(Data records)

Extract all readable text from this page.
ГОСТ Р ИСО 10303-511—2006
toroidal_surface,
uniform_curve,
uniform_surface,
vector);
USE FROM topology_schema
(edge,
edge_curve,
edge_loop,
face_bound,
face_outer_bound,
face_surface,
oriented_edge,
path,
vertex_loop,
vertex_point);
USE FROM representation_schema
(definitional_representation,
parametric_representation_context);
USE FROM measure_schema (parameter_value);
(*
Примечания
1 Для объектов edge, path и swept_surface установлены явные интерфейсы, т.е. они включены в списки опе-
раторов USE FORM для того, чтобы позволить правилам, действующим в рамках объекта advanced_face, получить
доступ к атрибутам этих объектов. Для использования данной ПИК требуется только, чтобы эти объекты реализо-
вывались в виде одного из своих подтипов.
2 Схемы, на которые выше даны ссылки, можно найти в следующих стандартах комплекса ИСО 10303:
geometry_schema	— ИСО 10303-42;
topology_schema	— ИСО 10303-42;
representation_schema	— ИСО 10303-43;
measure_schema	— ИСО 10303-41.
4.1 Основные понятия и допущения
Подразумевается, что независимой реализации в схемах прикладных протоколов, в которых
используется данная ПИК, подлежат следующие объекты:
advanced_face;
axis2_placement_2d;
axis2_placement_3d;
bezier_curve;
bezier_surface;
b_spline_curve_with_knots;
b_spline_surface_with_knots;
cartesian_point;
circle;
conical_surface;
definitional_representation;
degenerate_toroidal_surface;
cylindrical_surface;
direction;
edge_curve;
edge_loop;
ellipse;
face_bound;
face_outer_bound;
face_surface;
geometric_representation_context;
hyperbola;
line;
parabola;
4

- What is being asked
Every record should be given again exactly.

- Answer to this task
Extract all readable text from this page.
ГОСТ Р ИСО 10303-511—2006
toroidal_surface,
uniform_curve,
uniform_surface,
vector);
USE FROM topology_schema
(edge,
edge_curve,
edge_loop,
face_bound,
face_outer_bound,
face_surface,
oriented_edge,
path,
vertex_loop,
vertex_point);
USE FROM representation_schema
(definitional_representation,
parametric_representation_context);
USE FROM measure_schema (parameter_value);
(*
Примечания
1 Для объектов edge, path и swept_surface установлены явные интерфейсы, т.е. они включены в списки опе-
раторов USE FORM для того, чтобы позволить правилам, действующим в рамках объекта advanced_face, получить
доступ к атрибутам этих объектов. Для использования данной ПИК требуется только, чтобы эти объекты реализо-
вывались в виде одного из своих подтипов.
2 Схемы, на которые выше даны ссылки, можно найти в следующих стандартах комплекса ИСО 10303:
geometry_schema	— ИСО 10303-42;
topology_schema	— ИСО 10303-42;
representation_schema	— ИСО 10303-43;
measure_schema	— ИСО 10303-41.
4.1 Основные понятия и допущения
Подразумевается, что независимой реализации в схемах прикладных протоколов, в которых
используется данная ПИК, подлежат следующие объекты:
advanced_face;
axis2_placement_2d;
axis2_placement_3d;
bezier_curve;
bezier_surface;
b_spline_curve_with_knots;
b_spline_surface_with_knots;
cartesian_point;
circle;
conical_surface;
definitional_representation;
degenerate_toroidal_surface;
cylindrical_surface;
direction;
edge_curve;
edge_loop;
ellipse;
face_bound;
face_outer_bound;
face_surface;
geometric_representation_context;
hyperbola;
line;
parabola;
4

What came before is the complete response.